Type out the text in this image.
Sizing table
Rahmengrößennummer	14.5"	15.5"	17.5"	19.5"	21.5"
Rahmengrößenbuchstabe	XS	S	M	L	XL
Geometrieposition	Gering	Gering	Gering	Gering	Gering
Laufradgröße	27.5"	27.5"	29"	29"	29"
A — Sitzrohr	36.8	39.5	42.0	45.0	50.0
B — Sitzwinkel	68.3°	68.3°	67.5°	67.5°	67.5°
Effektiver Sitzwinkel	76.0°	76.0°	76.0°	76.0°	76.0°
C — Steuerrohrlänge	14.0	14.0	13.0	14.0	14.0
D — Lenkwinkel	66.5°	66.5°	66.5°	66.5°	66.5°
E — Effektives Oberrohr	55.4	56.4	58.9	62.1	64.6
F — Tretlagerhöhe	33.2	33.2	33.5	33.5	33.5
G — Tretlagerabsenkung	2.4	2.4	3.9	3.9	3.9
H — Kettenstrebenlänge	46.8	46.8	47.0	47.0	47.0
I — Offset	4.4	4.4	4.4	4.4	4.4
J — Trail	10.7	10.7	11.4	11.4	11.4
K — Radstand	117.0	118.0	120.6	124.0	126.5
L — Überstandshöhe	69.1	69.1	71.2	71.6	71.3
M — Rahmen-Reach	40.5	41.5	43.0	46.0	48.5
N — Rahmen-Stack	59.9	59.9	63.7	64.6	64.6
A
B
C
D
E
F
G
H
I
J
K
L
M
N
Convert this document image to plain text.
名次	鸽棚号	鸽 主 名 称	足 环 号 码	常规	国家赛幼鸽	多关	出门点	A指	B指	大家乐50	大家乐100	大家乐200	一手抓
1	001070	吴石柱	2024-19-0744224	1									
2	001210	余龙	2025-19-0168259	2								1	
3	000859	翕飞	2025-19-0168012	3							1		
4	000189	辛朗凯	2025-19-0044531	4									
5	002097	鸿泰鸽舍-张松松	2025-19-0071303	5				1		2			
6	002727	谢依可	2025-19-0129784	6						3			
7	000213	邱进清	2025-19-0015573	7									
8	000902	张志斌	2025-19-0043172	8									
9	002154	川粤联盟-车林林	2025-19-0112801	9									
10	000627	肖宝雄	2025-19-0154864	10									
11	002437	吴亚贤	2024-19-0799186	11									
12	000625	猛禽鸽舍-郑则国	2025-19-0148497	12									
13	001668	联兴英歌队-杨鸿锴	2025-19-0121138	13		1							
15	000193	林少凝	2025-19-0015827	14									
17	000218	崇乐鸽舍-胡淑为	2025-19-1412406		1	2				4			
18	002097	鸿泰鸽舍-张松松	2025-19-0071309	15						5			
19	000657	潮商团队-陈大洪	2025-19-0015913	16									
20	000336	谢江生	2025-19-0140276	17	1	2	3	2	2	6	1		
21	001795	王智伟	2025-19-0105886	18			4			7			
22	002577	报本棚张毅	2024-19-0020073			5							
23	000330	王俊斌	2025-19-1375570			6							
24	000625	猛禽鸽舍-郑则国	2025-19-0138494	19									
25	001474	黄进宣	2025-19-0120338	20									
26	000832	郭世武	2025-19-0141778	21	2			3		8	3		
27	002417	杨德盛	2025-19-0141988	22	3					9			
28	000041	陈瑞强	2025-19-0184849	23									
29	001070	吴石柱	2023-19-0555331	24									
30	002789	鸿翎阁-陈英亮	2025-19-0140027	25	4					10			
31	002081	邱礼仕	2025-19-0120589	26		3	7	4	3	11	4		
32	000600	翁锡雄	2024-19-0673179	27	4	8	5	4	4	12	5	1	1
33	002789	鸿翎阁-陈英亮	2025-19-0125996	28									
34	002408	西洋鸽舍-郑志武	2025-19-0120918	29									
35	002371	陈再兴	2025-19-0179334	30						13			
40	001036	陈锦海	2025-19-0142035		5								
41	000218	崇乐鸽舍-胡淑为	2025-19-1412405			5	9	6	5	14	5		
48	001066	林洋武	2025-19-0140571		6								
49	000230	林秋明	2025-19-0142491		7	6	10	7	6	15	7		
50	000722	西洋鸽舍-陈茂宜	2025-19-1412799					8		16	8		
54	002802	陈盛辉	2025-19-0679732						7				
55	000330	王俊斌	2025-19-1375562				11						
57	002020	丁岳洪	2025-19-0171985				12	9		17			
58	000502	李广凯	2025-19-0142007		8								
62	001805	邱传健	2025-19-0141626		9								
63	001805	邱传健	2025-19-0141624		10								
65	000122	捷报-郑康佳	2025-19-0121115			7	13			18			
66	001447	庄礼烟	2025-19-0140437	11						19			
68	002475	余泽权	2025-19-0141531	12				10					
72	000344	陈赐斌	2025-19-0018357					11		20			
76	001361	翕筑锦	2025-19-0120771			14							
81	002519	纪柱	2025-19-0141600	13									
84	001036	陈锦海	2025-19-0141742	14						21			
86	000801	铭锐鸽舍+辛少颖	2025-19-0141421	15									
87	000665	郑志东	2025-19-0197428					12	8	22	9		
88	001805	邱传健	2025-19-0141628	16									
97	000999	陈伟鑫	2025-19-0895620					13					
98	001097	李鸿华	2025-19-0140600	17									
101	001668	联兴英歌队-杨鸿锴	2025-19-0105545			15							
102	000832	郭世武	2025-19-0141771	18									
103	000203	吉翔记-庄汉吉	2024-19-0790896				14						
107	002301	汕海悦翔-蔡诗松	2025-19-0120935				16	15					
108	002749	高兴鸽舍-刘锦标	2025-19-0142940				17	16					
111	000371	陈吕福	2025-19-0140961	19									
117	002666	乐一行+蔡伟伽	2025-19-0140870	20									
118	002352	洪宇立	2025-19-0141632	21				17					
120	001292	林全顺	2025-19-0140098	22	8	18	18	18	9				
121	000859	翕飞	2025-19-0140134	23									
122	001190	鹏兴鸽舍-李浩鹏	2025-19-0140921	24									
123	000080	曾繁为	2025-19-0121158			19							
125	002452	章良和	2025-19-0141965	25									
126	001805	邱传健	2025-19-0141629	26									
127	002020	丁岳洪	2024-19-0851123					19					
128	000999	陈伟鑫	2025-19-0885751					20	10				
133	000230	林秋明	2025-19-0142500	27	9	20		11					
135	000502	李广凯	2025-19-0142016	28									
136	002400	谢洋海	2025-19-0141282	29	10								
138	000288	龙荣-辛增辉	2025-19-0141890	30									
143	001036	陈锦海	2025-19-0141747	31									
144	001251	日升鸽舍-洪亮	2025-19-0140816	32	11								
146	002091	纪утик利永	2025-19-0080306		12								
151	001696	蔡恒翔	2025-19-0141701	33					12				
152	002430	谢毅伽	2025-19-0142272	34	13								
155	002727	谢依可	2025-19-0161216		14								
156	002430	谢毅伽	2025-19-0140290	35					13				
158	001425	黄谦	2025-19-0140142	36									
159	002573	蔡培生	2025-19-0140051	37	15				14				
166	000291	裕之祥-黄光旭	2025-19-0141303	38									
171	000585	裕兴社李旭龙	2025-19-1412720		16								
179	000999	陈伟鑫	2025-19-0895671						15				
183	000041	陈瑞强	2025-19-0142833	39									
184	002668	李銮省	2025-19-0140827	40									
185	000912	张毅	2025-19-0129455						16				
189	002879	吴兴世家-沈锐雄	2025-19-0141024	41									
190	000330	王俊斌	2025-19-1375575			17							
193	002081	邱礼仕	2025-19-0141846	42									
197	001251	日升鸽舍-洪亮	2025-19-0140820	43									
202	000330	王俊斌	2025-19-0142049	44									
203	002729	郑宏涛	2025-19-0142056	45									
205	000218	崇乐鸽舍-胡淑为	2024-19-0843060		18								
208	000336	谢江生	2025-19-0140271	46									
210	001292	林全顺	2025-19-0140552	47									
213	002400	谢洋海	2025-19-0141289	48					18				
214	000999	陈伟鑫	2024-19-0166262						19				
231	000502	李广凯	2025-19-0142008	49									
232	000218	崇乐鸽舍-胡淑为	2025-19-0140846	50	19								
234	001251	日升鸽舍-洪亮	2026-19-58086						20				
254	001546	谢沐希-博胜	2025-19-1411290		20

◆ EXERCISE DIRECTIONS
Isolate the lines above that contain the word "image" and copy them.

◆ RESULT BELOW
Type out the text in this image.
Convert this document image to plain text.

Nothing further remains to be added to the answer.